WHAT IS EXPECTED: Make an exact copy of the entries below.

LISTING:
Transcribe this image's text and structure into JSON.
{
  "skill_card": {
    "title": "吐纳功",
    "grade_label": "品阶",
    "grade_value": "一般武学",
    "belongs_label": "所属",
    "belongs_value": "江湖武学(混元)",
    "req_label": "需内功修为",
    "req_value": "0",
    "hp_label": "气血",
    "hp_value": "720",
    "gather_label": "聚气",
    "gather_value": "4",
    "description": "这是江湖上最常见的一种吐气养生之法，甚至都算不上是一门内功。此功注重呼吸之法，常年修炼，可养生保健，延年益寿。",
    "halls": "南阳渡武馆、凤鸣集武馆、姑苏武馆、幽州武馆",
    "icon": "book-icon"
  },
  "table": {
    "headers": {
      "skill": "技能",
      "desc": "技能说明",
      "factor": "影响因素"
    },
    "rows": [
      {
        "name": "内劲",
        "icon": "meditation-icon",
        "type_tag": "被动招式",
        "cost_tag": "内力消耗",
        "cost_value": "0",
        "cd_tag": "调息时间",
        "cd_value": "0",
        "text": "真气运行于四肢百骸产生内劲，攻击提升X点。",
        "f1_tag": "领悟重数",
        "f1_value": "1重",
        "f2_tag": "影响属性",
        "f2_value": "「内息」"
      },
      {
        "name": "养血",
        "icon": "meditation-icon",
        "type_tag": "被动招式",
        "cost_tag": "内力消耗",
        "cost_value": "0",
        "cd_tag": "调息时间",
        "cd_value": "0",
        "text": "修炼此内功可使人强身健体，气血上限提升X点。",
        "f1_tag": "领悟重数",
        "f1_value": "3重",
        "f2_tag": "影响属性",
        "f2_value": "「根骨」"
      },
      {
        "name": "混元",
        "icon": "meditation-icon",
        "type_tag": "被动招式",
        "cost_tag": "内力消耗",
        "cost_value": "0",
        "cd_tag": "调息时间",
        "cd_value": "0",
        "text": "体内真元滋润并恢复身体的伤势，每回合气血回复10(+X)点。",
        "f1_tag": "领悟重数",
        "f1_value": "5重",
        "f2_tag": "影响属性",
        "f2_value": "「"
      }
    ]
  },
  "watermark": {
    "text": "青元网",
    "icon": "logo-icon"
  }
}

TASK OUTPUT:
Transcribe this image's text and structure into JSON.
{
  "skill_card": {
    "title": "吐纳功",
    "grade_label": "品阶",
    "grade_value": "一般武学",
    "belongs_label": "所属",
    "belongs_value": "江湖武学(混元)",
    "req_label": "需内功修为",
    "req_value": "0",
    "hp_label": "气血",
    "hp_value": "720",
    "gather_label": "聚气",
    "gather_value": "4",
    "description": "这是江湖上最常见的一种吐气养生之法，甚至都算不上是一门内功。此功注重呼吸之法，常年修炼，可养生保健，延年益寿。",
    "halls": "南阳渡武馆、凤鸣集武馆、姑苏武馆、幽州武馆",
    "icon": "book-icon"
  },
  "table": {
    "headers": {
      "skill": "技能",
      "desc": "技能说明",
      "factor": "影响因素"
    },
    "rows": [
      {
        "name": "内劲",
        "icon": "meditation-icon",
        "type_tag": "被动招式",
        "cost_tag": "内力消耗",
        "cost_value": "0",
        "cd_tag": "调息时间",
        "cd_value": "0",
        "text": "真气运行于四肢百骸产生内劲，攻击提升X点。",
        "f1_tag": "领悟重数",
        "f1_value": "1重",
        "f2_tag": "影响属性",
        "f2_value": "「内息」"
      },
      {
        "name": "养血",
        "icon": "meditation-icon",
        "type_tag": "被动招式",
        "cost_tag": "内力消耗",
        "cost_value": "0",
        "cd_tag": "调息时间",
        "cd_value": "0",
        "text": "修炼此内功可使人强身健体，气血上限提升X点。",
        "f1_tag": "领悟重数",
        "f1_value": "3重",
        "f2_tag": "影响属性",
        "f2_value": "「根骨」"
      },
      {
        "name": "混元",
        "icon": "meditation-icon",
        "type_tag": "被动招式",
        "cost_tag": "内力消耗",
        "cost_value": "0",
        "cd_tag": "调息时间",
        "cd_value": "0",
        "text": "体内真元滋润并恢复身体的伤势，每回合气血回复10(+X)点。",
        "f1_tag": "领悟重数",
        "f1_value": "5重",
        "f2_tag": "影响属性",
        "f2_value": "「"
      }
    ]
  },
  "watermark": {
    "text": "青元网",
    "icon": "logo-icon"
  }
}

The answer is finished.